▶ _Task_: Copy each line of the material below that includes the string "relative".

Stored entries
* * *

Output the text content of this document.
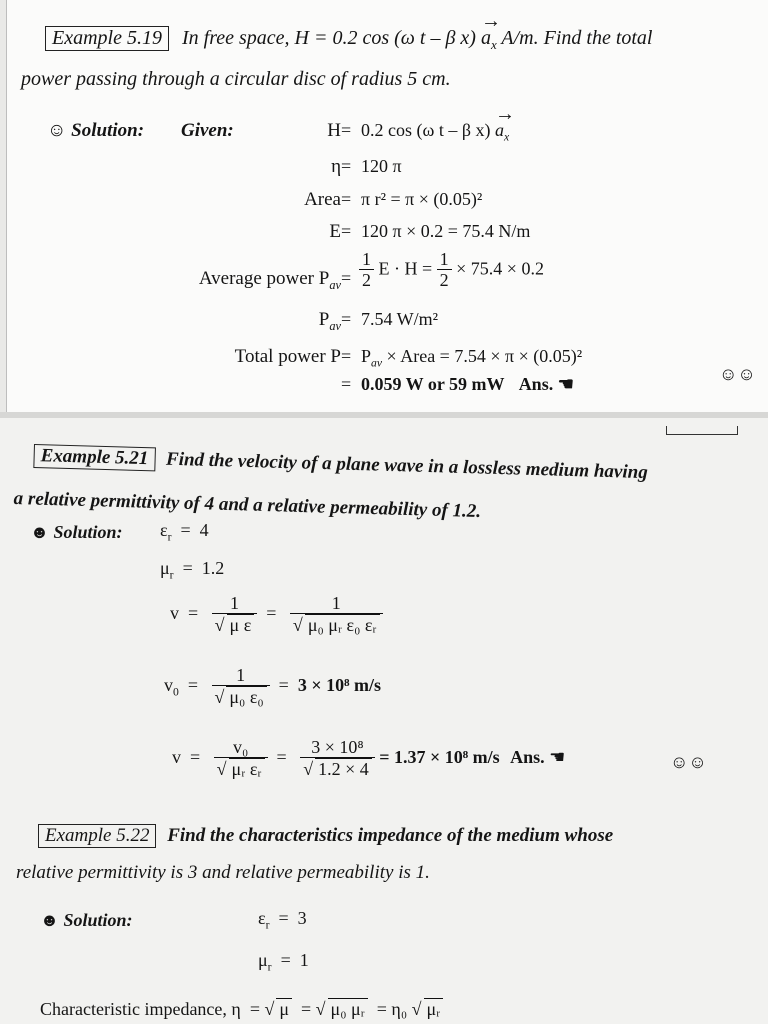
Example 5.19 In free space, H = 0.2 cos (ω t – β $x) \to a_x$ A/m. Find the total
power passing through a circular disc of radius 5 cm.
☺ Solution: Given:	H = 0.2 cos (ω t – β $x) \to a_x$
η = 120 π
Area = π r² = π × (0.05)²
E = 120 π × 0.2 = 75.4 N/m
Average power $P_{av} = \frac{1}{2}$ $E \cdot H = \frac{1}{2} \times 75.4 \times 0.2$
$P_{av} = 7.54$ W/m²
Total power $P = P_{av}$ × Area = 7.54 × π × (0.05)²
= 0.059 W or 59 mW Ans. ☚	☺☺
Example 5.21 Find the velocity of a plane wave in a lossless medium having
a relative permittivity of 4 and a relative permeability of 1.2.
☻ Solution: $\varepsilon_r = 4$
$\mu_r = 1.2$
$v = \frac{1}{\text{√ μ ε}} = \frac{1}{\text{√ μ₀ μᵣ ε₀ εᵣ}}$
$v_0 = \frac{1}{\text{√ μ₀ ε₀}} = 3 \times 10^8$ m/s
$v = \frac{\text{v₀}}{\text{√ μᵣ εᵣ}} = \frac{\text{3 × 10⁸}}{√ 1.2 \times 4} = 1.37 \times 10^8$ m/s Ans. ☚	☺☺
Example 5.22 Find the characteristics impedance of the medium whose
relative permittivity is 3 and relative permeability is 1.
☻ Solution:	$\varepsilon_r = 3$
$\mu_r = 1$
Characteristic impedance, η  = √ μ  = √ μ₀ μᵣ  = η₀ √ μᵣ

* * *

▶ _Response_:
a relative permittivity of 4 and a relative permeability of 1.2.
relative permittivity is 3 and relative permeability is 1.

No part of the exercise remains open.